START Document text

RFR 8220238 : Enhancing j.l.Runtime/System::gc specification with an explicit 'no guarantee' statement
Peter Levart
peter.levart at gmail.com
Sun Jun 2 07:21:36 UTC 2019
On 5/31/19 7:24 PM, Roger Riggs wrote:
> Hi Martin,
>
> True, calling System.gc() and then checking for its hoped-for/expected
> side-effects is the norm.
> But its robustness depends on a combination of gc implementation
> behavior and
> the particular side-effect expected: allocation, reference processing,
> etc.
>
> Roger
>
> On 05/30/2019 01:30 PM, Martin Buchholz wrote:
>> If you are calling System.gc() for correctness (e.g. in a test), it
>> is probably because some sort of finalization is being triggered.
>> And that happens in some Java thread (e.g. Reference Handler) that
>> System.gc() has no control over. So in practice, users need to call
>> System.gc() and then wait for subsequent reference processing somehow.

END Document text

> [Assignment] Reproduce the part of the mailing-list message that opens with the words containing "RFR 8220238 : Enhancing" and closes with "is the norm.", replacing "side-effects" with "effects". The records that follow the message come from a separate source.

START Data under study

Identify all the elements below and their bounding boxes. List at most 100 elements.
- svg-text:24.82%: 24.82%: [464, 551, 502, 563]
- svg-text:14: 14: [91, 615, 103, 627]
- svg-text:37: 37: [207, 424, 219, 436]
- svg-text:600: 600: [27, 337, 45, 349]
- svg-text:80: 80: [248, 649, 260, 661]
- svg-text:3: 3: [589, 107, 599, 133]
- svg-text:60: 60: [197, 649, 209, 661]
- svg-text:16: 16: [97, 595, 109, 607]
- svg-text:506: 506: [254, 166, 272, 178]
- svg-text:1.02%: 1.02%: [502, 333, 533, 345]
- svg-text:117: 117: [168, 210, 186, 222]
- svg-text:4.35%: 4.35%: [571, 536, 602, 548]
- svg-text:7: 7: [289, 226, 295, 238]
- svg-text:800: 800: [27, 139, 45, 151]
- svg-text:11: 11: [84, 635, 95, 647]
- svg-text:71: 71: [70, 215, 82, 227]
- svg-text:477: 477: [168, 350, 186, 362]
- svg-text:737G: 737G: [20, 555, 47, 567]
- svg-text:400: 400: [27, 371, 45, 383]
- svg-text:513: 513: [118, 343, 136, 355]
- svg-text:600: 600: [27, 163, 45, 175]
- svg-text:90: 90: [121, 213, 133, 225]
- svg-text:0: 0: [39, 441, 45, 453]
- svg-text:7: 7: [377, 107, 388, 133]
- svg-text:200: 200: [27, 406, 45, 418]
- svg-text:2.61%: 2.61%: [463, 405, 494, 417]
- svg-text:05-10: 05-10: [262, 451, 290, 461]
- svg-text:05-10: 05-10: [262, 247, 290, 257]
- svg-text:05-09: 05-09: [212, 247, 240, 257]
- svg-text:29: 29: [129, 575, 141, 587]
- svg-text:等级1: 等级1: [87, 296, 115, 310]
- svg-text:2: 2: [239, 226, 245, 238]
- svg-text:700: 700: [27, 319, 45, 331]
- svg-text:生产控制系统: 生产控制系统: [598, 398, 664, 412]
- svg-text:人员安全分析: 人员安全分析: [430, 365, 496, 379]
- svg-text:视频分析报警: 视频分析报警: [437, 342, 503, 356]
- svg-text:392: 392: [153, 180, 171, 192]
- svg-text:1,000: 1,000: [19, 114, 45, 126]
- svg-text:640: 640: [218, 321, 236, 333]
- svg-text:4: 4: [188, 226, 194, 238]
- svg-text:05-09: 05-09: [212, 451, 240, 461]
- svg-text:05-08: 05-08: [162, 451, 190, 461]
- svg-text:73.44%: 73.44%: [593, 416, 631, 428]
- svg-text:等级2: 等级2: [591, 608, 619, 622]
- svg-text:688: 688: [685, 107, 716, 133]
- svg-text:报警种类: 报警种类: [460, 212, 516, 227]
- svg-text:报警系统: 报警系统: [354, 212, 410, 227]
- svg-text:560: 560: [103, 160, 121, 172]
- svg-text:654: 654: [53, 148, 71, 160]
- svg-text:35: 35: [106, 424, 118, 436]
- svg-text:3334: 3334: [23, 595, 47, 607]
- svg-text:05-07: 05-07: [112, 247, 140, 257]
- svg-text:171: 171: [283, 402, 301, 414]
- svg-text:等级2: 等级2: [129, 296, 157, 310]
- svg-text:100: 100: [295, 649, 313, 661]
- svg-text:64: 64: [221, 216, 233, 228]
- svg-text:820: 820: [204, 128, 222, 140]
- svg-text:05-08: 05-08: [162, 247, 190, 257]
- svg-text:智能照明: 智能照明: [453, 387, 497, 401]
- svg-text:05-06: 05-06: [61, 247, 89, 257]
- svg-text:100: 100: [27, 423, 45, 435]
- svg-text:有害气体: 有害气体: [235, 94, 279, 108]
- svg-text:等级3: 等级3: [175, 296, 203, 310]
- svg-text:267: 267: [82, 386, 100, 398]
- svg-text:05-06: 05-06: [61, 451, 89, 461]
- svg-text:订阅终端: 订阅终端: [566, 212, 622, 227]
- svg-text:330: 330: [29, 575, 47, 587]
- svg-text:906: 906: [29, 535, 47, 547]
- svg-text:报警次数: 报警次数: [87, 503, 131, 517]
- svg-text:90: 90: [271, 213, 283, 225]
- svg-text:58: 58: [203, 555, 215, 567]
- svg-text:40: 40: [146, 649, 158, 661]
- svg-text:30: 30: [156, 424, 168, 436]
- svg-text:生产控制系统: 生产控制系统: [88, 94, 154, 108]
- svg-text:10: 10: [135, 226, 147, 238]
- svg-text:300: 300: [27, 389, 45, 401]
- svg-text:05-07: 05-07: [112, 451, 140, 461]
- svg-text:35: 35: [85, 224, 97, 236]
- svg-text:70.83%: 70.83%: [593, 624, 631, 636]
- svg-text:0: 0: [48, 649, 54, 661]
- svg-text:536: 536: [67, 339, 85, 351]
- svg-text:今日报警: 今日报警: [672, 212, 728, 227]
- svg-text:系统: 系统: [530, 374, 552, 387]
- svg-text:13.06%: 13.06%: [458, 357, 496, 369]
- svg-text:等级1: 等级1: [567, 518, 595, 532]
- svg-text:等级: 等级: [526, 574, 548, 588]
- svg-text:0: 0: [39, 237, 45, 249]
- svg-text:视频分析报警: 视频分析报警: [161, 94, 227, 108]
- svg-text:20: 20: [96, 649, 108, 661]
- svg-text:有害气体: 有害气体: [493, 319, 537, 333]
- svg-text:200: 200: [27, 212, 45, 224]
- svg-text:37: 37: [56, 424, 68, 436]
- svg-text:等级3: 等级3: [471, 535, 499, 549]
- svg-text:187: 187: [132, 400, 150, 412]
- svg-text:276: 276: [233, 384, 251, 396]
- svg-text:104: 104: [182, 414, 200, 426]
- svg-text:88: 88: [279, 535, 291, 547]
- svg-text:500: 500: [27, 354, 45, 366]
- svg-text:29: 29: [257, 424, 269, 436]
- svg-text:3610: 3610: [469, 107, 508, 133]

END Data under study

> [Answer to the exercise]
RFR 8220238 : Enhancing j.l.Runtime/System::gc specification with an explicit 'no guarantee' statement
Peter Levart
peter.levart at gmail.com
Sun Jun 2 07:21:36 UTC 2019
On 5/31/19 7:24 PM, Roger Riggs wrote:
> Hi Martin,
>
> True, calling System.gc() and then checking for its hoped-for/expected
> effects is the norm.